=== ITEMS ===

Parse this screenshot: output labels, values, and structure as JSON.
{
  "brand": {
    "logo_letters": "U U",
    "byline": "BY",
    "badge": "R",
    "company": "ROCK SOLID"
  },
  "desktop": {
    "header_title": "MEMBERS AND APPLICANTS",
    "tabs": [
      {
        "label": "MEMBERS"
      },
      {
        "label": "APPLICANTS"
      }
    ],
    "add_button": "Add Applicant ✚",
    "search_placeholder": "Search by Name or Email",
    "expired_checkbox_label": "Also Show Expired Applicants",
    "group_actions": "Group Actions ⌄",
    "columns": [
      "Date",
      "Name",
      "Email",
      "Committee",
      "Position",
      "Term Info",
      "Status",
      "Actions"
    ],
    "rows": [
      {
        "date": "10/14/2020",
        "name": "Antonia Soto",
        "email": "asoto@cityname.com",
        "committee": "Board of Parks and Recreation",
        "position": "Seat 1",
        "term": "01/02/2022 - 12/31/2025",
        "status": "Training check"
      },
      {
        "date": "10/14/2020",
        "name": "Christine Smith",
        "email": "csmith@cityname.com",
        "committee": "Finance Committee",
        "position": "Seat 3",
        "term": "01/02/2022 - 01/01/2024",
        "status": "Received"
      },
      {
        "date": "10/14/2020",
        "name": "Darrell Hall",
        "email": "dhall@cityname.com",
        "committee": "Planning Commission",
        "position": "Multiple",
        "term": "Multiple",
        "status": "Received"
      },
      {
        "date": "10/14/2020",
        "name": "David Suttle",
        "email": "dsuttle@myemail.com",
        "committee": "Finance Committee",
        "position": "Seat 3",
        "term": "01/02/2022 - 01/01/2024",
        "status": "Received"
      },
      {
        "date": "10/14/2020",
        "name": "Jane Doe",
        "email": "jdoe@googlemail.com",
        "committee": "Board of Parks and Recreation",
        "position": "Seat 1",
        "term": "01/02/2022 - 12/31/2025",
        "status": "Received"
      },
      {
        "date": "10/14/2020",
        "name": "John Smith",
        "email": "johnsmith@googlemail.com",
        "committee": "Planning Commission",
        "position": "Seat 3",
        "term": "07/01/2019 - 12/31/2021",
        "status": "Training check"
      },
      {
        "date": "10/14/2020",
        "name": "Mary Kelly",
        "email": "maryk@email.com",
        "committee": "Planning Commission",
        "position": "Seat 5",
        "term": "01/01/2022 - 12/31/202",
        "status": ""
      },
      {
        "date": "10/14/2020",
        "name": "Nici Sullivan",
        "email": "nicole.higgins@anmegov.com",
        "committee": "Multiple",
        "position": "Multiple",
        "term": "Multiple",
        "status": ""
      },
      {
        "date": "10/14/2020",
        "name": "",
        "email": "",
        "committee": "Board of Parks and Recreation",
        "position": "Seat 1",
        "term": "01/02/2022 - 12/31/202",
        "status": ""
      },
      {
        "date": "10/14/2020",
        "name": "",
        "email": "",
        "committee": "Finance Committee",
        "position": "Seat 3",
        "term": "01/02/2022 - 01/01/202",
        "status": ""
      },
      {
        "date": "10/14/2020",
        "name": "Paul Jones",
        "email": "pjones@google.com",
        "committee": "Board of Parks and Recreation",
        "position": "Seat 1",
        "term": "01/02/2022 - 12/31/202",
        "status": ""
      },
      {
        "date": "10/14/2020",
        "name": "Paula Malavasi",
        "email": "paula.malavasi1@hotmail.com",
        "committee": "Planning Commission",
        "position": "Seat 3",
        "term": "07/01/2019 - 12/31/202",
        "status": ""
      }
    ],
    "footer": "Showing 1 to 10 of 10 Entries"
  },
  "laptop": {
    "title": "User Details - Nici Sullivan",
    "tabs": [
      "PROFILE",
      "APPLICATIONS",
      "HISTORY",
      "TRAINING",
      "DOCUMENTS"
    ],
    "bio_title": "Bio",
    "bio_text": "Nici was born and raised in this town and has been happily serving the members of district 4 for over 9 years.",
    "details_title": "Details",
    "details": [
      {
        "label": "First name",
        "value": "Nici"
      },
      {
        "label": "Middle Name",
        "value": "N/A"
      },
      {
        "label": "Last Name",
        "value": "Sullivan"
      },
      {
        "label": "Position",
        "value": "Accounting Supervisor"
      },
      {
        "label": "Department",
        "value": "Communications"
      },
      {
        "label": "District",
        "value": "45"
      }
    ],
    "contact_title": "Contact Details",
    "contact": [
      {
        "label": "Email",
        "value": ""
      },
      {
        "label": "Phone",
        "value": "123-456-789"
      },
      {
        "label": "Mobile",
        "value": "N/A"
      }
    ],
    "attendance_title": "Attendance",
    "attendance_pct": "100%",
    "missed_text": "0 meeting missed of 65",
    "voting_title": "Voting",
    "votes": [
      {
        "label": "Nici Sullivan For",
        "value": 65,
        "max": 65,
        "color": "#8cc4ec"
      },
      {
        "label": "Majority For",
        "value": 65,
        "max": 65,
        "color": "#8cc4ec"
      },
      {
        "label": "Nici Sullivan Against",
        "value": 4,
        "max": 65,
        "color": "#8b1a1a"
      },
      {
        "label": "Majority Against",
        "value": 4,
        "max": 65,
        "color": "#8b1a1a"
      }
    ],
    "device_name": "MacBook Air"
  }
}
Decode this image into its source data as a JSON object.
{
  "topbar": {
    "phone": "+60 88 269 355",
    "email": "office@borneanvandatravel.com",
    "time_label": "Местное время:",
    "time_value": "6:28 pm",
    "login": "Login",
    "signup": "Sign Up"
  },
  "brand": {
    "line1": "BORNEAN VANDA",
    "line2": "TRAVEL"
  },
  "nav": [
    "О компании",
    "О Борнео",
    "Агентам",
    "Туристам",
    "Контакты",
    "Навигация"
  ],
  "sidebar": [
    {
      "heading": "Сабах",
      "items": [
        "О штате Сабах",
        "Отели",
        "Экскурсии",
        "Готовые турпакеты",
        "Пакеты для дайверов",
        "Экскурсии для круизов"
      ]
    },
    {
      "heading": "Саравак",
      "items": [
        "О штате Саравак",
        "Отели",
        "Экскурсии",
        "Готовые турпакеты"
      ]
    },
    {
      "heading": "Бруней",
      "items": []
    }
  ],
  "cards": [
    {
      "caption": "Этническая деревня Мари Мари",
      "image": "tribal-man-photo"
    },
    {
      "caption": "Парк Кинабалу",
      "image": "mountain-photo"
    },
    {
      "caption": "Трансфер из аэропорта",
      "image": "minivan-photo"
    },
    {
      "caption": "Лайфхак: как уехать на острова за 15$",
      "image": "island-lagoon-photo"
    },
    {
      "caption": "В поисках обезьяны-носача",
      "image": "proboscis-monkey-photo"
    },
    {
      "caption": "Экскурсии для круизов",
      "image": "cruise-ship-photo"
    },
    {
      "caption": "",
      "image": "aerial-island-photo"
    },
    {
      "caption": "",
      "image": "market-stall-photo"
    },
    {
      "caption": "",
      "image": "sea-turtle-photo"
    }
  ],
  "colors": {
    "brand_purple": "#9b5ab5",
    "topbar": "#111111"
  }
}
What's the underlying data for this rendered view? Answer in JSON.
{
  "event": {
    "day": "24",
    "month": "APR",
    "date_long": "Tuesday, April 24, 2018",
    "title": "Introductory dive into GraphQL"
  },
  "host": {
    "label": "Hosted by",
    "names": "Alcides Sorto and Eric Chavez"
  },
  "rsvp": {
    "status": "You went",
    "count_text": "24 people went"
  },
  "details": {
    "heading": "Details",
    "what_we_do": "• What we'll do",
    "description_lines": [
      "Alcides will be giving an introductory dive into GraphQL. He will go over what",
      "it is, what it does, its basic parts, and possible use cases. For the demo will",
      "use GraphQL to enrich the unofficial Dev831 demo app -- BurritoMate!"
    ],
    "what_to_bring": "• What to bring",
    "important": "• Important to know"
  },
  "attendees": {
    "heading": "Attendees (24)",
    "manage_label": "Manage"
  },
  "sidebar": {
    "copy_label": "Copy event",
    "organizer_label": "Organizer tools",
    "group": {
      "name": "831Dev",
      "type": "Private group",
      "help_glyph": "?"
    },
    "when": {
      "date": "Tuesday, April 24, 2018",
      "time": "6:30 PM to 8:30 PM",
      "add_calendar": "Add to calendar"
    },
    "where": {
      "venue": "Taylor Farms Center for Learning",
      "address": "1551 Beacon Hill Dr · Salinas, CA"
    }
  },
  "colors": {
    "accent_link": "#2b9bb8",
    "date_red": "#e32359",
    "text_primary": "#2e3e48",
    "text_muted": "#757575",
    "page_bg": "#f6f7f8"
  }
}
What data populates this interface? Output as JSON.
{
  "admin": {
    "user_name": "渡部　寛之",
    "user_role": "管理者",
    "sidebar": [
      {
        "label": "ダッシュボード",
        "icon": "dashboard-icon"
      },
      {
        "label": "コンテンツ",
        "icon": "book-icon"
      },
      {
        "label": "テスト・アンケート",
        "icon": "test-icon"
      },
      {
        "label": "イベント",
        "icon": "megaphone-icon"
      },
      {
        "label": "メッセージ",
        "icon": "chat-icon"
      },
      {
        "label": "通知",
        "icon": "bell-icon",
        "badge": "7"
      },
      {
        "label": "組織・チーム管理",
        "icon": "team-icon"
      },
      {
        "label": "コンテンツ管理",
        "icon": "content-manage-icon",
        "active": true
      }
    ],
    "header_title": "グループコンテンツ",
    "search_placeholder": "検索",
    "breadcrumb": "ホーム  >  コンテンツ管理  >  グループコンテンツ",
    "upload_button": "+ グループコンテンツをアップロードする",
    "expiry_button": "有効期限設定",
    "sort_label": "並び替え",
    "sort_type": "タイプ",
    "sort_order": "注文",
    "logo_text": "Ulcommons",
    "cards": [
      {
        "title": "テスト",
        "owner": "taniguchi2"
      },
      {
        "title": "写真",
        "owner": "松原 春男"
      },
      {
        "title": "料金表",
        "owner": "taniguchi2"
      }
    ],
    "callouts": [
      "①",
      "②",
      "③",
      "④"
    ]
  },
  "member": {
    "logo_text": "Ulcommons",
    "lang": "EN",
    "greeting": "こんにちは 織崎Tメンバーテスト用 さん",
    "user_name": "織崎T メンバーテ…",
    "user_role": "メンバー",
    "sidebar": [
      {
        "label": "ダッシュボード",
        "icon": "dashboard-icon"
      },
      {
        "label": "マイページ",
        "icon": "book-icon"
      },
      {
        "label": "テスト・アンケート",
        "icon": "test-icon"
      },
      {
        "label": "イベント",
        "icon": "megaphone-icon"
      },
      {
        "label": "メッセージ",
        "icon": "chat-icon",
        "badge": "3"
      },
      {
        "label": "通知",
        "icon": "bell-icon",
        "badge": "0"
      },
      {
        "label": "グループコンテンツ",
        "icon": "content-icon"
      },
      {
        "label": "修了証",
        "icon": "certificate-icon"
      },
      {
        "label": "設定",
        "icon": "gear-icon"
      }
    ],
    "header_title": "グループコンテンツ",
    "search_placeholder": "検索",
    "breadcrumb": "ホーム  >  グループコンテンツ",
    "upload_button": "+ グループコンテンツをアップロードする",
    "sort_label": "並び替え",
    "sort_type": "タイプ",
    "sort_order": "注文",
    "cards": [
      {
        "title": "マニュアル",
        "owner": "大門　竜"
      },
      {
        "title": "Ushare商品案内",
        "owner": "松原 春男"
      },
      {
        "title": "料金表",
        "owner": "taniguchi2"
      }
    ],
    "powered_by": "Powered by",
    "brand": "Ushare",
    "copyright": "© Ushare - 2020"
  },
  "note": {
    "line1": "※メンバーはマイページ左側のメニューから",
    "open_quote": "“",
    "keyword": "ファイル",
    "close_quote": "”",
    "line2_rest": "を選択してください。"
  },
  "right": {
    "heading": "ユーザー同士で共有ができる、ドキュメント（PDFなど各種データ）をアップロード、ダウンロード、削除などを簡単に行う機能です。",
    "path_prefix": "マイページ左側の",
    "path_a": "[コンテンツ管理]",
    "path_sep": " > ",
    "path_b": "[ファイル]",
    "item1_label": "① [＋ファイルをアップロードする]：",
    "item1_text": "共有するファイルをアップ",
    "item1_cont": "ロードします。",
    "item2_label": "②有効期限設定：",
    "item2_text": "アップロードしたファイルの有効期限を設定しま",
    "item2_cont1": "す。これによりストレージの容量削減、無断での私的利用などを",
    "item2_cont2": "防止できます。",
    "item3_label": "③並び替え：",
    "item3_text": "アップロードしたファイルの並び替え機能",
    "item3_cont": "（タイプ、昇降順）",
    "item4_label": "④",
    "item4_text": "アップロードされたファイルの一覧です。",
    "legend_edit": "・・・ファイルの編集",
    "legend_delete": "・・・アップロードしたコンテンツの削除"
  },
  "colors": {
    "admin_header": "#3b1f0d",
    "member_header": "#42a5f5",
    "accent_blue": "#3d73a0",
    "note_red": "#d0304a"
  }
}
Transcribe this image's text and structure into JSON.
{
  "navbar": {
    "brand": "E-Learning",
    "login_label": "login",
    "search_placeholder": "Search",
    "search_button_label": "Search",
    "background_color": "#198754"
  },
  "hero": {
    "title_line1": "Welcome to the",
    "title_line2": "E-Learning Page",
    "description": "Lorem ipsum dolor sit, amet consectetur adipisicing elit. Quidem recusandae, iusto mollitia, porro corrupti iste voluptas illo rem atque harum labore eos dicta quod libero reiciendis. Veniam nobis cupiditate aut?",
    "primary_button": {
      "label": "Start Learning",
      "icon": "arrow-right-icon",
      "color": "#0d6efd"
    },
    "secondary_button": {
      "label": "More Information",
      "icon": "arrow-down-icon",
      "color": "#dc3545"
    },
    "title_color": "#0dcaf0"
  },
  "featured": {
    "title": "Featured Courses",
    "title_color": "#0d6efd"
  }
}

===

◆ WRITTEN REQUEST:
Across the material above, how many lines include the string "Экскурсии"? Only the number is wanted.

◆ SOLUTION FOR THIS TASK:
4